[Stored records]
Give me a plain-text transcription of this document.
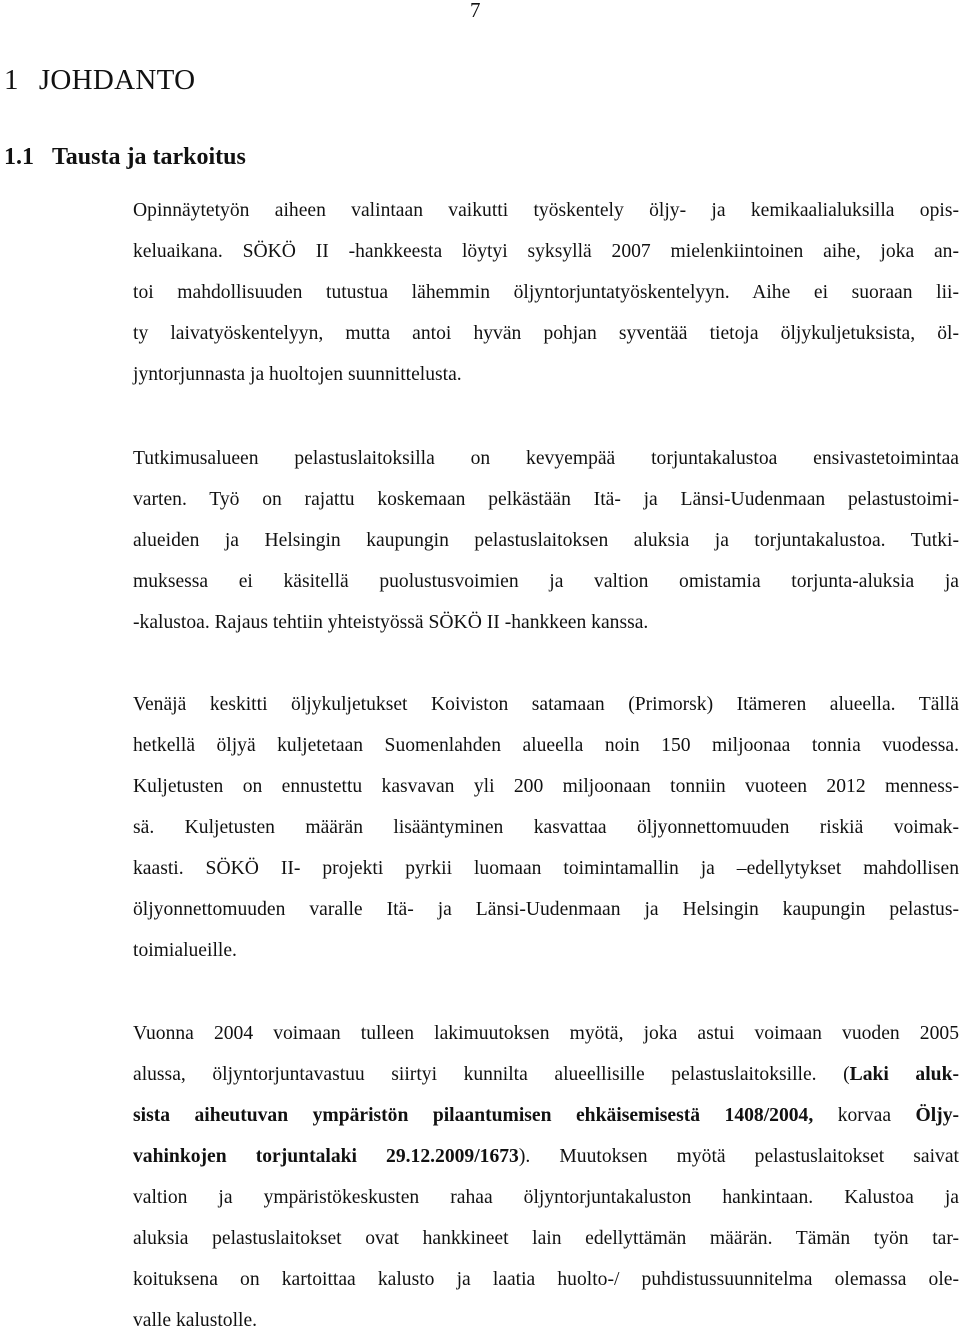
7
1 JOHDANTO
1.1 Tausta ja tarkoitus
Opinnäytetyön aiheen valintaan vaikutti työskentely öljy- ja kemikaalialuksilla opis-
keluaikana. SÖKÖ II -hankkeesta löytyi syksyllä 2007 mielenkiintoinen aihe, joka an-
toi mahdollisuuden tutustua lähemmin öljyntorjuntatyöskentelyyn. Aihe ei suoraan lii-
ty laivatyöskentelyyn, mutta antoi hyvän pohjan syventää tietoja öljykuljetuksista, öl-
jyntorjunnasta ja huoltojen suunnittelusta.
Tutkimusalueen pelastuslaitoksilla on kevyempää torjuntakalustoa ensivastetoimintaa
varten. Työ on rajattu koskemaan pelkästään Itä- ja Länsi-Uudenmaan pelastustoimi-
alueiden ja Helsingin kaupungin pelastuslaitoksen aluksia ja torjuntakalustoa. Tutki-
muksessa ei käsitellä puolustusvoimien ja valtion omistamia torjunta-aluksia ja
-kalustoa. Rajaus tehtiin yhteistyössä SÖKÖ II -hankkeen kanssa.
Venäjä keskitti öljykuljetukset Koiviston satamaan (Primorsk) Itämeren alueella. Tällä
hetkellä öljyä kuljetetaan Suomenlahden alueella noin 150 miljoonaa tonnia vuodessa.
Kuljetusten on ennustettu kasvavan yli 200 miljoonaan tonniin vuoteen 2012 menness-
sä. Kuljetusten määrän lisääntyminen kasvattaa öljyonnettomuuden riskiä voimak-
kaasti. SÖKÖ II- projekti pyrkii luomaan toimintamallin ja –edellytykset mahdollisen
öljyonnettomuuden varalle Itä- ja Länsi-Uudenmaan ja Helsingin kaupungin pelastus-
toimialueille.
Vuonna 2004 voimaan tulleen lakimuutoksen myötä, joka astui voimaan vuoden 2005
alussa, öljyntorjuntavastuu siirtyi kunnilta alueellisille pelastuslaitoksille. (Laki aluk-
sista aiheutuvan ympäristön pilaantumisen ehkäisemisestä 1408/2004, korvaa Öljy-
vahinkojen torjuntalaki 29.12.2009/1673). Muutoksen myötä pelastuslaitokset saivat
valtion ja ympäristökeskusten rahaa öljyntorjuntakaluston hankintaan. Kalustoa ja
aluksia pelastuslaitokset ovat hankkineet lain edellyttämän määrän. Tämän työn tar-
koituksena on kartoittaa kalusto ja laatia huolto-/ puhdistussuunnitelma olemassa ole-
valle kalustolle.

■ **DESCRIPTION OF THE TASK**
Only lines with "Helsingin" are wanted here; list each of them.

■ **SOLVED EXERCISE**
alueiden ja Helsingin kaupungin pelastuslaitoksen aluksia ja torjuntakalustoa. Tutki-
öljyonnettomuuden varalle Itä- ja Länsi-Uudenmaan ja Helsingin kaupungin pelastus-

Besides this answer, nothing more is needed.